■ Required work ■
The records below should be written out again, exactly.
[BEGIN]
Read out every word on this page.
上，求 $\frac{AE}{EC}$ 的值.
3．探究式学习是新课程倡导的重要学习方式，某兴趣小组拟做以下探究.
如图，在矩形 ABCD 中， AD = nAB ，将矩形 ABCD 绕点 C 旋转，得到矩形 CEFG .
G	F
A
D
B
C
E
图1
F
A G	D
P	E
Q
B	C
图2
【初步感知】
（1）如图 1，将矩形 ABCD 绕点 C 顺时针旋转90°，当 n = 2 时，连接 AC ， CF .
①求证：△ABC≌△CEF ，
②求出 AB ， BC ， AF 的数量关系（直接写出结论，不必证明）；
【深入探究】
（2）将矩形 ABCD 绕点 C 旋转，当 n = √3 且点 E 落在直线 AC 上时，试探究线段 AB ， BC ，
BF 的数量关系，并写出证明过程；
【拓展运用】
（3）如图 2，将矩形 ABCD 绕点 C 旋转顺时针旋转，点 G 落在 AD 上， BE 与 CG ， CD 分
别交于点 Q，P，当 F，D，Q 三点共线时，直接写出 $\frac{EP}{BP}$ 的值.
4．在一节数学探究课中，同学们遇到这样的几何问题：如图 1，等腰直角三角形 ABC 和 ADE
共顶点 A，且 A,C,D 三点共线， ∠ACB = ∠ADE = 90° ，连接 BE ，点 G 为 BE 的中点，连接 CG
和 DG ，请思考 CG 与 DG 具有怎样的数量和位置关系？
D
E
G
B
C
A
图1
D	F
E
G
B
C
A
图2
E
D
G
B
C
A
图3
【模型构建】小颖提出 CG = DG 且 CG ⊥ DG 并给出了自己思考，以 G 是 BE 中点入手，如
[END]
■ Written answer ■
Read out every word on this page.
上，求 $\frac{AE}{EC}$ 的值.
3．探究式学习是新课程倡导的重要学习方式，某兴趣小组拟做以下探究.
如图，在矩形 ABCD 中， AD = nAB ，将矩形 ABCD 绕点 C 旋转，得到矩形 CEFG .
G	F
A
D
B
C
E
图1
F
A G	D
P	E
Q
B	C
图2
【初步感知】
（1）如图 1，将矩形 ABCD 绕点 C 顺时针旋转90°，当 n = 2 时，连接 AC ， CF .
①求证：△ABC≌△CEF ，
②求出 AB ， BC ， AF 的数量关系（直接写出结论，不必证明）；
【深入探究】
（2）将矩形 ABCD 绕点 C 旋转，当 n = √3 且点 E 落在直线 AC 上时，试探究线段 AB ， BC ，
BF 的数量关系，并写出证明过程；
【拓展运用】
（3）如图 2，将矩形 ABCD 绕点 C 旋转顺时针旋转，点 G 落在 AD 上， BE 与 CG ， CD 分
别交于点 Q，P，当 F，D，Q 三点共线时，直接写出 $\frac{EP}{BP}$ 的值.
4．在一节数学探究课中，同学们遇到这样的几何问题：如图 1，等腰直角三角形 ABC 和 ADE
共顶点 A，且 A,C,D 三点共线， ∠ACB = ∠ADE = 90° ，连接 BE ，点 G 为 BE 的中点，连接 CG
和 DG ，请思考 CG 与 DG 具有怎样的数量和位置关系？
D
E
G
B
C
A
图1
D	F
E
G
B
C
A
图2
E
D
G
B
C
A
图3
【模型构建】小颖提出 CG = DG 且 CG ⊥ DG 并给出了自己思考，以 G 是 BE 中点入手，如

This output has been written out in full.